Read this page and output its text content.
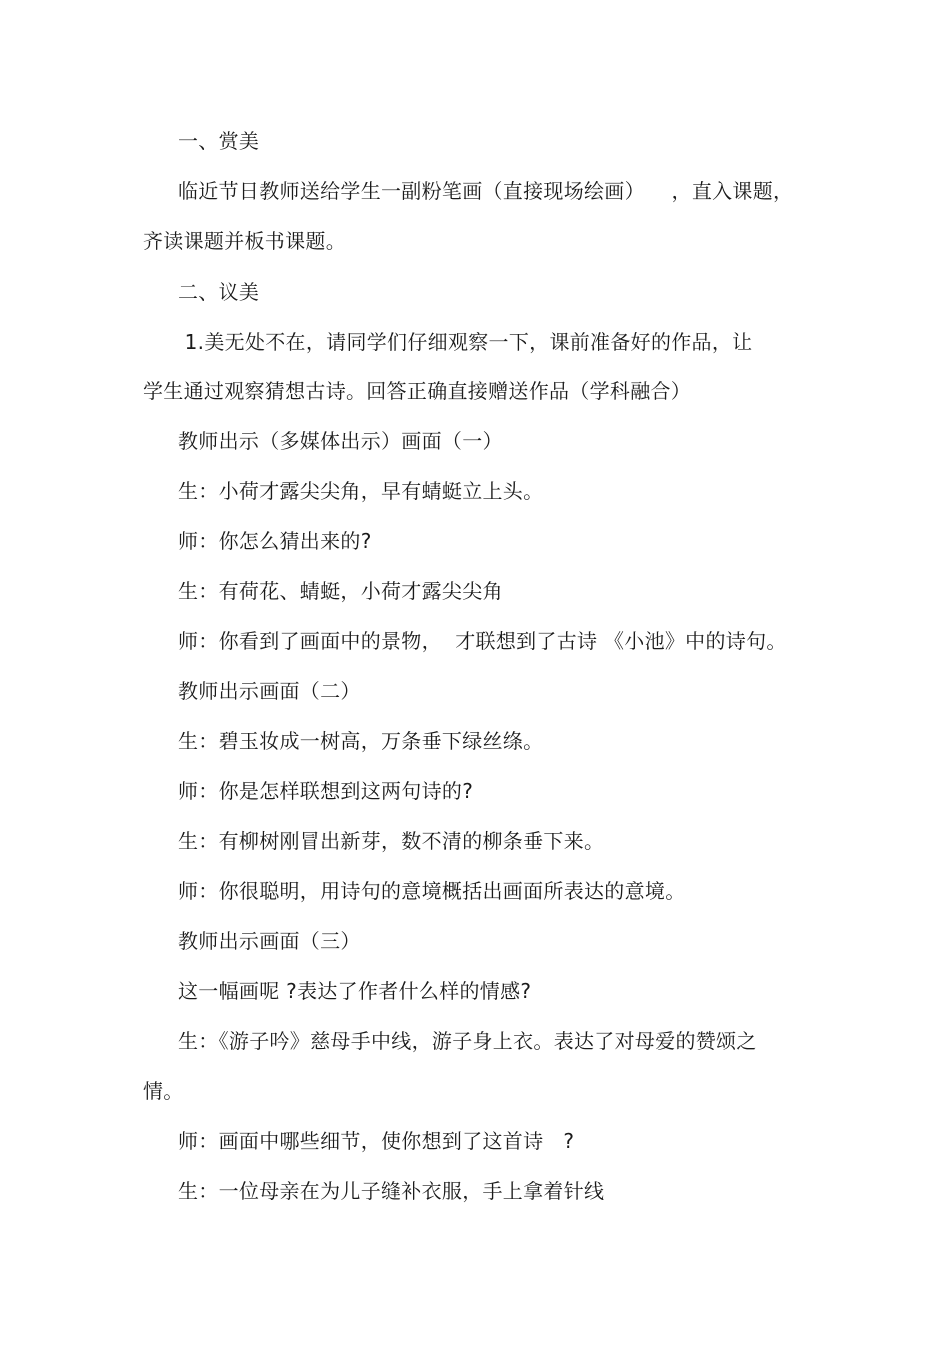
一、赏美
临近节日教师送给学生一副粉笔画（直接现场绘画）    ，直入课题，
齐读课题并板书课题。
二、议美
1.美无处不在，请同学们仔细观察一下，课前准备好的作品，让
学生通过观察猜想古诗。回答正确直接赠送作品（学科融合）
教师出示（多媒体出示）画面（一）
生：小荷才露尖尖角，早有蜻蜓立上头。
师：你怎么猜出来的?
生：有荷花、蜻蜓，小荷才露尖尖角
师：你看到了画面中的景物，  才联想到了古诗 《小池》中的诗句。
教师出示画面（二）
生：碧玉妆成一树高，万条垂下绿丝绦。
师：你是怎样联想到这两句诗的?
生：有柳树刚冒出新芽，数不清的柳条垂下来。
师：你很聪明，用诗句的意境概括出画面所表达的意境。
教师出示画面（三）
这一幅画呢 ?表达了作者什么样的情感?
生：《游子吟》慈母手中线，游子身上衣。表达了对母爱的赞颂之
情。
师：画面中哪些细节，使你想到了这首诗   ?
生：一位母亲在为儿子缝补衣服，手上拿着针线
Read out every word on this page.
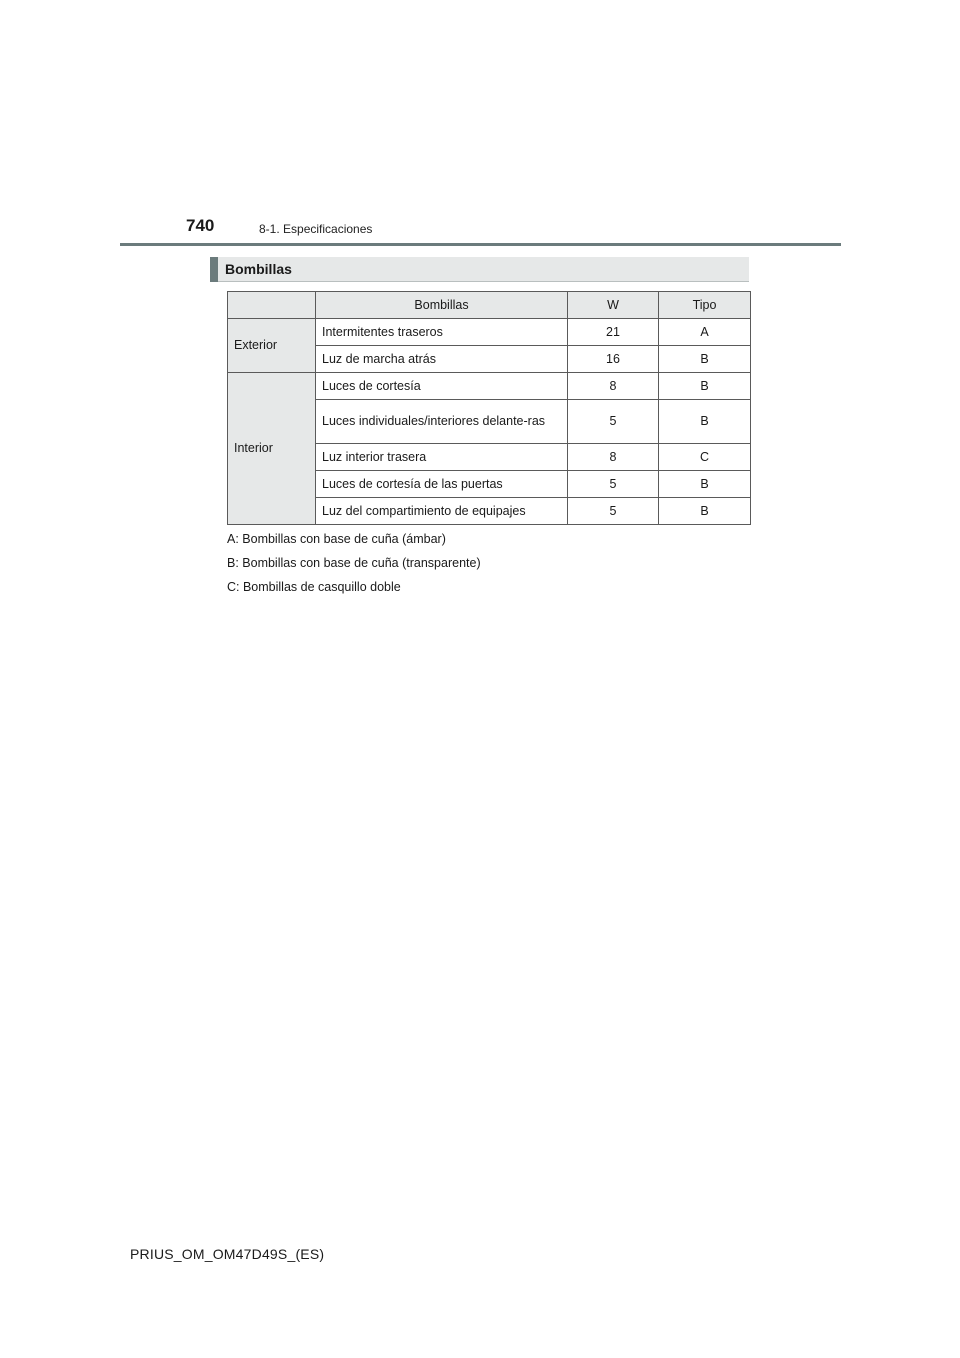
740	8-1. Especificaciones
Bombillas
	Bombillas	W	Tipo
Exterior	Intermitentes traseros	21	A
	Luz de marcha atrás	16	B
Interior	Luces de cortesía	8	B
	Luces individuales/interiores delante-ras	5	B
	Luz interior trasera	8	C
	Luces de cortesía de las puertas	5	B
	Luz del compartimiento de equipajes	5	B
A: Bombillas con base de cuña (ámbar)
B: Bombillas con base de cuña (transparente)
C: Bombillas de casquillo doble
PRIUS_OM_OM47D49S_(ES)
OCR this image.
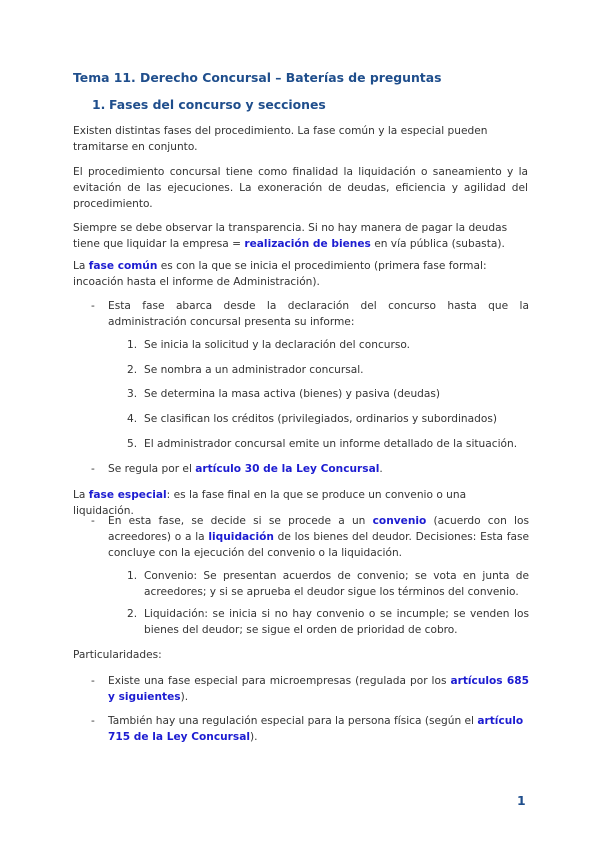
Tema 11. Derecho Concursal – Baterías de preguntas
1. Fases del concurso y secciones
Existen distintas fases del procedimiento. La fase común y la especial pueden tramitarse en conjunto.
El procedimiento concursal tiene como finalidad la liquidación o saneamiento y la evitación de las ejecuciones. La exoneración de deudas, eficiencia y agilidad del procedimiento.
Siempre se debe observar la transparencia. Si no hay manera de pagar la deudas tiene que liquidar la empresa = realización de bienes en vía pública (subasta).
La fase común es con la que se inicia el procedimiento (primera fase formal: incoación hasta el informe de Administración).
- Esta fase abarca desde la declaración del concurso hasta que la administración concursal presenta su informe:
1. Se inicia la solicitud y la declaración del concurso.
2. Se nombra a un administrador concursal.
3. Se determina la masa activa (bienes) y pasiva (deudas)
4. Se clasifican los créditos (privilegiados, ordinarios y subordinados)
5. El administrador concursal emite un informe detallado de la situación.
- Se regula por el artículo 30 de la Ley Concursal.
La fase especial: es la fase final en la que se produce un convenio o una liquidación.
- En esta fase, se decide si se procede a un convenio (acuerdo con los acreedores) o a la liquidación de los bienes del deudor. Decisiones: Esta fase concluye con la ejecución del convenio o la liquidación.
1. Convenio: Se presentan acuerdos de convenio; se vota en junta de acreedores; y si se aprueba el deudor sigue los términos del convenio.
2. Liquidación: se inicia si no hay convenio o se incumple; se venden los bienes del deudor; se sigue el orden de prioridad de cobro.
Particularidades:
- Existe una fase especial para microempresas (regulada por los artículos 685 y siguientes).
- También hay una regulación especial para la persona física (según el artículo 715 de la Ley Concursal).
1
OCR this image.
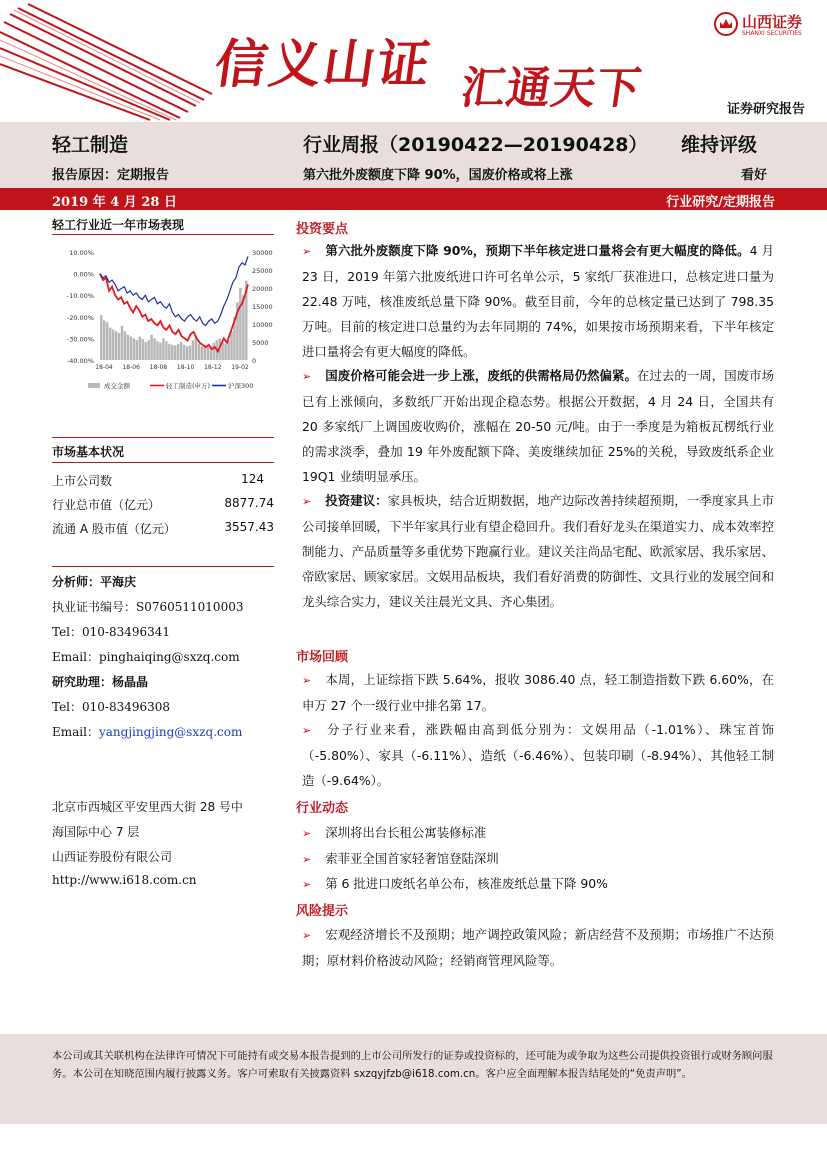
信义山证 汇通天下
山西证券
SHANXI SECURITIES
证券研究报告
轻工制造	行业周报（20190422—20190428） 维持评级
报告原因：定期报告	第六批外废额度下降 90%，国废价格或将上涨	看好
2019 年 4 月 28 日	行业研究/定期报告
轻工行业近一年市场表现
10.00%
0.00%
-10.00%
-20.00%
-30.00%
-40.00%
30000
25000
20000
15000
10000
5000
0
18-04 18-06 18-08 18-10 18-12 19-02
成交金额	轻工制造(申万)	沪深300
市场基本状况
上市公司数	124
行业总市值（亿元）	8877.74
流通 A 股市值（亿元）	3557.43
分析师：平海庆
执业证书编号：S0760511010003
Tel：010-83496341
Email：pinghaiqing@sxzq.com
研究助理：杨晶晶
Tel：010-83496308
Email：yangjingjing@sxzq.com
北京市西城区平安里西大街 28 号中
海国际中心 7 层
山西证券股份有限公司
http://www.i618.com.cn
投资要点
➢ 第六批外废额度下降 90%，预期下半年核定进口量将会有更大幅度的降低。4 月 23 日，2019 年第六批废纸进口许可名单公示，5 家纸厂获准进口，总核定进口量为 22.48 万吨，核准废纸总量下降 90%。截至目前，今年的总核定量已达到了 798.35 万吨。目前的核定进口总量约为去年同期的 74%，如果按市场预期来看，下半年核定进口量将会有更大幅度的降低。
➢ 国废价格可能会进一步上涨，废纸的供需格局仍然偏紧。在过去的一周，国废市场已有上涨倾向，多数纸厂开始出现企稳态势。根据公开数据，4 月 24 日，全国共有 20 多家纸厂上调国废收购价，涨幅在 20-50 元/吨。由于一季度是为箱板瓦楞纸行业的需求淡季，叠加 19 年外废配额下降、美废继续加征 25%的关税，导致废纸系企业 19Q1 业绩明显承压。
➢ 投资建议：家具板块，结合近期数据，地产边际改善持续超预期，一季度家具上市公司接单回暖，下半年家具行业有望企稳回升。我们看好龙头在渠道实力、成本效率控制能力、产品质量等多重优势下跑赢行业。建议关注尚品宅配、欧派家居、我乐家居、帝欧家居、顾家家居。文娱用品板块，我们看好消费的防御性、文具行业的发展空间和龙头综合实力，建议关注晨光文具、齐心集团。
市场回顾
➢ 本周，上证综指下跌 5.64%，报收 3086.40 点，轻工制造指数下跌 6.60%，在申万 27 个一级行业中排名第 17。
➢ 分子行业来看，涨跌幅由高到低分别为：文娱用品（-1.01%）、珠宝首饰（-5.80%）、家具（-6.11%）、造纸（-6.46%）、包装印刷（-8.94%）、其他轻工制造（-9.64%）。
行业动态
➢ 深圳将出台长租公寓装修标准
➢ 索菲亚全国首家轻奢馆登陆深圳
➢ 第 6 批进口废纸名单公布，核准废纸总量下降 90%
风险提示
➢ 宏观经济增长不及预期；地产调控政策风险；新店经营不及预期；市场推广不达预期；原材料价格波动风险；经销商管理风险等。
本公司或其关联机构在法律许可情况下可能持有或交易本报告提到的上市公司所发行的证券或投资标的，还可能为或争取为这些公司提供投资银行或财务顾问服务。本公司在知晓范围内履行披露义务。客户可索取有关披露资料 sxzqyjfzb@i618.com.cn。客户应全面理解本报告结尾处的“免责声明”。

**What you will do**
Make an exact copy of the listing above. Do not include the pictures.

**Task solution**
Read this page and output its text content.
一、赏美
临近节日教师送给学生一副粉笔画（直接现场绘画）    ，直入课题，
齐读课题并板书课题。
二、议美
1.美无处不在，请同学们仔细观察一下，课前准备好的作品，让
学生通过观察猜想古诗。回答正确直接赠送作品（学科融合）
教师出示（多媒体出示）画面（一）
生：小荷才露尖尖角，早有蜻蜓立上头。
师：你怎么猜出来的?
生：有荷花、蜻蜓，小荷才露尖尖角
师：你看到了画面中的景物，  才联想到了古诗 《小池》中的诗句。
教师出示画面（二）
生：碧玉妆成一树高，万条垂下绿丝绦。
师：你是怎样联想到这两句诗的?
生：有柳树刚冒出新芽，数不清的柳条垂下来。
师：你很聪明，用诗句的意境概括出画面所表达的意境。
教师出示画面（三）
这一幅画呢 ?表达了作者什么样的情感?
生：《游子吟》慈母手中线，游子身上衣。表达了对母爱的赞颂之
情。
师：画面中哪些细节，使你想到了这首诗   ?
生：一位母亲在为儿子缝补衣服，手上拿着针线
Read out every word on this page.
740	8-1. Especificaciones
Bombillas
	Bombillas	W	Tipo
Exterior	Intermitentes traseros	21	A
	Luz de marcha atrás	16	B
Interior	Luces de cortesía	8	B
	Luces individuales/interiores delante-ras	5	B
	Luz interior trasera	8	C
	Luces de cortesía de las puertas	5	B
	Luz del compartimiento de equipajes	5	B
A: Bombillas con base de cuña (ámbar)
B: Bombillas con base de cuña (transparente)
C: Bombillas de casquillo doble
PRIUS_OM_OM47D49S_(ES)
OCR this image.
Tema 11. Derecho Concursal – Baterías de preguntas
1. Fases del concurso y secciones
Existen distintas fases del procedimiento. La fase común y la especial pueden tramitarse en conjunto.
El procedimiento concursal tiene como finalidad la liquidación o saneamiento y la evitación de las ejecuciones. La exoneración de deudas, eficiencia y agilidad del procedimiento.
Siempre se debe observar la transparencia. Si no hay manera de pagar la deudas tiene que liquidar la empresa = realización de bienes en vía pública (subasta).
La fase común es con la que se inicia el procedimiento (primera fase formal: incoación hasta el informe de Administración).
- Esta fase abarca desde la declaración del concurso hasta que la administración concursal presenta su informe:
1. Se inicia la solicitud y la declaración del concurso.
2. Se nombra a un administrador concursal.
3. Se determina la masa activa (bienes) y pasiva (deudas)
4. Se clasifican los créditos (privilegiados, ordinarios y subordinados)
5. El administrador concursal emite un informe detallado de la situación.
- Se regula por el artículo 30 de la Ley Concursal.
La fase especial: es la fase final en la que se produce un convenio o una liquidación.
- En esta fase, se decide si se procede a un convenio (acuerdo con los acreedores) o a la liquidación de los bienes del deudor. Decisiones: Esta fase concluye con la ejecución del convenio o la liquidación.
1. Convenio: Se presentan acuerdos de convenio; se vota en junta de acreedores; y si se aprueba el deudor sigue los términos del convenio.
2. Liquidación: se inicia si no hay convenio o se incumple; se venden los bienes del deudor; se sigue el orden de prioridad de cobro.
Particularidades:
- Existe una fase especial para microempresas (regulada por los artículos 685 y siguientes).
- También hay una regulación especial para la persona física (según el artículo 715 de la Ley Concursal).
1
OCR this image.
信义山证 汇通天下
山西证券
SHANXI SECURITIES
证券研究报告
轻工制造	行业周报（20190422—20190428） 维持评级
报告原因：定期报告	第六批外废额度下降 90%，国废价格或将上涨	看好
2019 年 4 月 28 日	行业研究/定期报告
轻工行业近一年市场表现
10.00%
0.00%
-10.00%
-20.00%
-30.00%
-40.00%
30000
25000
20000
15000
10000
5000
0
18-04 18-06 18-08 18-10 18-12 19-02
成交金额	轻工制造(申万)	沪深300
市场基本状况
上市公司数	124
行业总市值（亿元）	8877.74
流通 A 股市值（亿元）	3557.43
分析师：平海庆
执业证书编号：S0760511010003
Tel：010-83496341
Email：pinghaiqing@sxzq.com
研究助理：杨晶晶
Tel：010-83496308
Email：yangjingjing@sxzq.com
北京市西城区平安里西大街 28 号中
海国际中心 7 层
山西证券股份有限公司
http://www.i618.com.cn
投资要点
➢ 第六批外废额度下降 90%，预期下半年核定进口量将会有更大幅度的降低。4 月 23 日，2019 年第六批废纸进口许可名单公示，5 家纸厂获准进口，总核定进口量为 22.48 万吨，核准废纸总量下降 90%。截至目前，今年的总核定量已达到了 798.35 万吨。目前的核定进口总量约为去年同期的 74%，如果按市场预期来看，下半年核定进口量将会有更大幅度的降低。
➢ 国废价格可能会进一步上涨，废纸的供需格局仍然偏紧。在过去的一周，国废市场已有上涨倾向，多数纸厂开始出现企稳态势。根据公开数据，4 月 24 日，全国共有 20 多家纸厂上调国废收购价，涨幅在 20-50 元/吨。由于一季度是为箱板瓦楞纸行业的需求淡季，叠加 19 年外废配额下降、美废继续加征 25%的关税，导致废纸系企业 19Q1 业绩明显承压。
➢ 投资建议：家具板块，结合近期数据，地产边际改善持续超预期，一季度家具上市公司接单回暖，下半年家具行业有望企稳回升。我们看好龙头在渠道实力、成本效率控制能力、产品质量等多重优势下跑赢行业。建议关注尚品宅配、欧派家居、我乐家居、帝欧家居、顾家家居。文娱用品板块，我们看好消费的防御性、文具行业的发展空间和龙头综合实力，建议关注晨光文具、齐心集团。
市场回顾
➢ 本周，上证综指下跌 5.64%，报收 3086.40 点，轻工制造指数下跌 6.60%，在申万 27 个一级行业中排名第 17。
➢ 分子行业来看，涨跌幅由高到低分别为：文娱用品（-1.01%）、珠宝首饰（-5.80%）、家具（-6.11%）、造纸（-6.46%）、包装印刷（-8.94%）、其他轻工制造（-9.64%）。
行业动态
➢ 深圳将出台长租公寓装修标准
➢ 索菲亚全国首家轻奢馆登陆深圳
➢ 第 6 批进口废纸名单公布，核准废纸总量下降 90%
风险提示
➢ 宏观经济增长不及预期；地产调控政策风险；新店经营不及预期；市场推广不达预期；原材料价格波动风险；经销商管理风险等。
本公司或其关联机构在法律许可情况下可能持有或交易本报告提到的上市公司所发行的证券或投资标的，还可能为或争取为这些公司提供投资银行或财务顾问服务。本公司在知晓范围内履行披露义务。客户可索取有关披露资料 sxzqyjfzb@i618.com.cn。客户应全面理解本报告结尾处的“免责声明”。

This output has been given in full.